* _Task directions_: Print out every line, exactly as written.

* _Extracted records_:
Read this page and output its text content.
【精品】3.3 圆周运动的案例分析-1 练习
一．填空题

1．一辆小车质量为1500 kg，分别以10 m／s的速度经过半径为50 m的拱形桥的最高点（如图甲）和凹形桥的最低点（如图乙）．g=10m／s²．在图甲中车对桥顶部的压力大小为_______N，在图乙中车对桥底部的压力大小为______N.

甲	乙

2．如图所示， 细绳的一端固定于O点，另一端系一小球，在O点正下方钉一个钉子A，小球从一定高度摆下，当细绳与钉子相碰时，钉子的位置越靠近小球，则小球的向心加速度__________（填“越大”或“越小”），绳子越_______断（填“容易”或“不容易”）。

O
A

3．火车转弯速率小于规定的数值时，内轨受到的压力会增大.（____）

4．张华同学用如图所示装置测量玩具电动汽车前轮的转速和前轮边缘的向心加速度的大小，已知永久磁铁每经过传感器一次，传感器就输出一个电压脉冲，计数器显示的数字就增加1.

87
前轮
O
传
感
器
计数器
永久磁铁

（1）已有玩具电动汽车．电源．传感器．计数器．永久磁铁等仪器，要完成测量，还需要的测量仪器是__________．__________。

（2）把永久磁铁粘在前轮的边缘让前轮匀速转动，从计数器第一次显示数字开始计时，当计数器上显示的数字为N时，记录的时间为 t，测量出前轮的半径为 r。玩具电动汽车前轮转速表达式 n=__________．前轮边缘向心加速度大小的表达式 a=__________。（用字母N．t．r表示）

* _Output for this task_:
Read this page and output its text content.
【精品】3.3 圆周运动的案例分析-1 练习
一．填空题

1．一辆小车质量为1500 kg，分别以10 m／s的速度经过半径为50 m的拱形桥的最高点（如图甲）和凹形桥的最低点（如图乙）．g=10m／s²．在图甲中车对桥顶部的压力大小为_______N，在图乙中车对桥底部的压力大小为______N.

甲	乙

2．如图所示， 细绳的一端固定于O点，另一端系一小球，在O点正下方钉一个钉子A，小球从一定高度摆下，当细绳与钉子相碰时，钉子的位置越靠近小球，则小球的向心加速度__________（填“越大”或“越小”），绳子越_______断（填“容易”或“不容易”）。

O
A

3．火车转弯速率小于规定的数值时，内轨受到的压力会增大.（____）

4．张华同学用如图所示装置测量玩具电动汽车前轮的转速和前轮边缘的向心加速度的大小，已知永久磁铁每经过传感器一次，传感器就输出一个电压脉冲，计数器显示的数字就增加1.

87
前轮
O
传
感
器
计数器
永久磁铁

（1）已有玩具电动汽车．电源．传感器．计数器．永久磁铁等仪器，要完成测量，还需要的测量仪器是__________．__________。

（2）把永久磁铁粘在前轮的边缘让前轮匀速转动，从计数器第一次显示数字开始计时，当计数器上显示的数字为N时，记录的时间为 t，测量出前轮的半径为 r。玩具电动汽车前轮转速表达式 n=__________．前轮边缘向心加速度大小的表达式 a=__________。（用字母N．t．r表示）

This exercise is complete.